> _TASK DETAILS_
Report all lines holding "service".

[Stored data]
— Begin —

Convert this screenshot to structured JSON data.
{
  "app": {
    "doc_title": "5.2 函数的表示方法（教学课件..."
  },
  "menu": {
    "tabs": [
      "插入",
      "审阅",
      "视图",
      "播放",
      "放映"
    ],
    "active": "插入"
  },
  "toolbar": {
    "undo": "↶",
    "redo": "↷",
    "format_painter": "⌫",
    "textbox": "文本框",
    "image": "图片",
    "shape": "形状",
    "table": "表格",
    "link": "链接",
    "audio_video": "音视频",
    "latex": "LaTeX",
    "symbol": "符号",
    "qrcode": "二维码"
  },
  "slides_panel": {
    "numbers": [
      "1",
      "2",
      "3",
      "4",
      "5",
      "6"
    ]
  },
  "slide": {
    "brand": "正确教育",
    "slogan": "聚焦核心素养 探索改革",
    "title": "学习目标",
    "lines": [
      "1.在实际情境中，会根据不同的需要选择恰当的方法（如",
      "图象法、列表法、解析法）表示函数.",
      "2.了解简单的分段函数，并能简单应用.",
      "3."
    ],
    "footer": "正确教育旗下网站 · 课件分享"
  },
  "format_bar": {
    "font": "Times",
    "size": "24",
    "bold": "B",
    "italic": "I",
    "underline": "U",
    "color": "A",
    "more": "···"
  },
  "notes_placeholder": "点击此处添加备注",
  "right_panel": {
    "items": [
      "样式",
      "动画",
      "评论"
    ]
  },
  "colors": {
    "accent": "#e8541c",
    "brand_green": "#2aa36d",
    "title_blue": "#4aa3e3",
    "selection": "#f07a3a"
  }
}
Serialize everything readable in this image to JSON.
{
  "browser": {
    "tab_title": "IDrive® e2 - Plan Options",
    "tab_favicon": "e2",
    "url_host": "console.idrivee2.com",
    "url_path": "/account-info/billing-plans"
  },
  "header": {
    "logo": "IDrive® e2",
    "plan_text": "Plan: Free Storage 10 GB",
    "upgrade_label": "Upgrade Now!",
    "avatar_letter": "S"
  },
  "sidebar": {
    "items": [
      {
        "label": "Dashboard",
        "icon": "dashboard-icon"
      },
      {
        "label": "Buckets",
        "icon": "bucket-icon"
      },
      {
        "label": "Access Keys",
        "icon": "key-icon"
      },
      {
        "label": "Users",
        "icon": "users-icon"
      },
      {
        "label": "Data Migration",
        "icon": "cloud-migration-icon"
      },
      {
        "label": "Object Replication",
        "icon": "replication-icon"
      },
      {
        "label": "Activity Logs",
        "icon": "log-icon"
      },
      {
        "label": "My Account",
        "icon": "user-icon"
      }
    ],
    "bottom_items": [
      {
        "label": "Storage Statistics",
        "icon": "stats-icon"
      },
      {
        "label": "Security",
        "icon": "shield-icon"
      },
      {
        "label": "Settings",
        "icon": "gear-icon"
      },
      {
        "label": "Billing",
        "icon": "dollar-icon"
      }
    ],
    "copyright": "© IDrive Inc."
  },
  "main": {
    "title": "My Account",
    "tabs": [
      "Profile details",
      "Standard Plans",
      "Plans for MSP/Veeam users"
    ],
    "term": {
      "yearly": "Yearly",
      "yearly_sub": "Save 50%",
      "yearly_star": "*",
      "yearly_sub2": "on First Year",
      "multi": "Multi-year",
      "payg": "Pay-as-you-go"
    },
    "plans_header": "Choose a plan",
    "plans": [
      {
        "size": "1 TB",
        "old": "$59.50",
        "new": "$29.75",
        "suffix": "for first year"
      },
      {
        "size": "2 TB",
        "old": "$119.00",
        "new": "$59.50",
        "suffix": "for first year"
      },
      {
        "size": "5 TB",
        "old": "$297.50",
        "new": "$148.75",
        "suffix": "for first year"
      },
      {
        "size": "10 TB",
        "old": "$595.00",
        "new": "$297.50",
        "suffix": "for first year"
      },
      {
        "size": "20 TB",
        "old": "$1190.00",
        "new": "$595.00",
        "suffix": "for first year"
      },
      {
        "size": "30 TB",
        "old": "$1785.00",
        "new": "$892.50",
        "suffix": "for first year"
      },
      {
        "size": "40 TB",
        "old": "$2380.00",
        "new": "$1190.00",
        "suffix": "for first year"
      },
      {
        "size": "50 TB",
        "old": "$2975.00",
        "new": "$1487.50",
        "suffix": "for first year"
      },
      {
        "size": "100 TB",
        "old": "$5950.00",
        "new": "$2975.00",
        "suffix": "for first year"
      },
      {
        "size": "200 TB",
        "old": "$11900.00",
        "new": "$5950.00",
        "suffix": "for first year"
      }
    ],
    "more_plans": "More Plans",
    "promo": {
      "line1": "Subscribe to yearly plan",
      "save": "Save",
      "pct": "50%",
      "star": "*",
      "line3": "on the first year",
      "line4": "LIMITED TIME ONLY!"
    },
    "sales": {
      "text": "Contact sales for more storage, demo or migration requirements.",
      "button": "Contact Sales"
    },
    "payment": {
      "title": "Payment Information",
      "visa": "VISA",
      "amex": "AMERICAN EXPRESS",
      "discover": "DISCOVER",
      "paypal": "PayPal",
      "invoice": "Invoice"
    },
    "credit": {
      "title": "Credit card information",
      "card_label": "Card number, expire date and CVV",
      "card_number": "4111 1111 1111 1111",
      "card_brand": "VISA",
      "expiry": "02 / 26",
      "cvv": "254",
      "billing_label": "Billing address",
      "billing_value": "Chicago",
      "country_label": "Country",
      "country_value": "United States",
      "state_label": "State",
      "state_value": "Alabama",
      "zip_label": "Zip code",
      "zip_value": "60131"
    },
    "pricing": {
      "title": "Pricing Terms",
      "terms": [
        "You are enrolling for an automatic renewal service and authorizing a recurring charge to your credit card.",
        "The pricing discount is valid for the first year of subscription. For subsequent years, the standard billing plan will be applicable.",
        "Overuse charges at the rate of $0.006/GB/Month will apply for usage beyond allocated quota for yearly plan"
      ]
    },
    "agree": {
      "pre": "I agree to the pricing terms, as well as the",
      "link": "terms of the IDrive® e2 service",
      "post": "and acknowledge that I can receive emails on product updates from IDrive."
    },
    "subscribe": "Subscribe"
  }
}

— End —

> _TASK RESPONSE_
        "You are enrolling for an automatic renewal service and authorizing a recurring charge to your credit card.",
      "link": "terms of the IDrive® e2 service",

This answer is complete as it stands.